Dataset records:

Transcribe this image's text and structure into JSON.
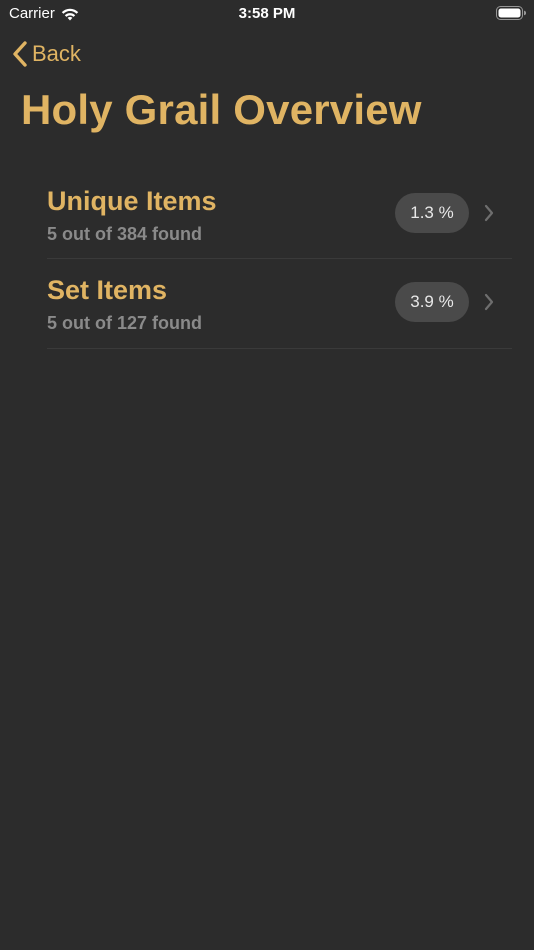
{
  "status_bar": {
    "carrier": "Carrier",
    "time": "3:58 PM",
    "icons": [
      "wifi-icon",
      "battery-icon"
    ]
  },
  "nav": {
    "back_label": "Back",
    "back_icon": "chevron-left-icon",
    "title": "Holy Grail Overview"
  },
  "colors": {
    "background": "#2c2c2c",
    "accent": "#e0b463",
    "subtitle": "#8a8a8a",
    "badge_bg": "#4a4a4a"
  },
  "overview": {
    "items": [
      {
        "title": "Unique Items",
        "subtitle": "5 out of 384 found",
        "percent": "1.3 %",
        "icon": "chevron-right-icon"
      },
      {
        "title": "Set Items",
        "subtitle": "5 out of 127 found",
        "percent": "3.9 %",
        "icon": "chevron-right-icon"
      }
    ]
  }
}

### Stated goal
Can you restate all the records above word for word while dropping the pictures?

### Task result
Transcribe this image's text and structure into JSON.
{
  "status_bar": {
    "carrier": "Carrier",
    "time": "3:58 PM",
    "icons": [
      "wifi-icon",
      "battery-icon"
    ]
  },
  "nav": {
    "back_label": "Back",
    "back_icon": "chevron-left-icon",
    "title": "Holy Grail Overview"
  },
  "colors": {
    "background": "#2c2c2c",
    "accent": "#e0b463",
    "subtitle": "#8a8a8a",
    "badge_bg": "#4a4a4a"
  },
  "overview": {
    "items": [
      {
        "title": "Unique Items",
        "subtitle": "5 out of 384 found",
        "percent": "1.3 %",
        "icon": "chevron-right-icon"
      },
      {
        "title": "Set Items",
        "subtitle": "5 out of 127 found",
        "percent": "3.9 %",
        "icon": "chevron-right-icon"
      }
    ]
  }
}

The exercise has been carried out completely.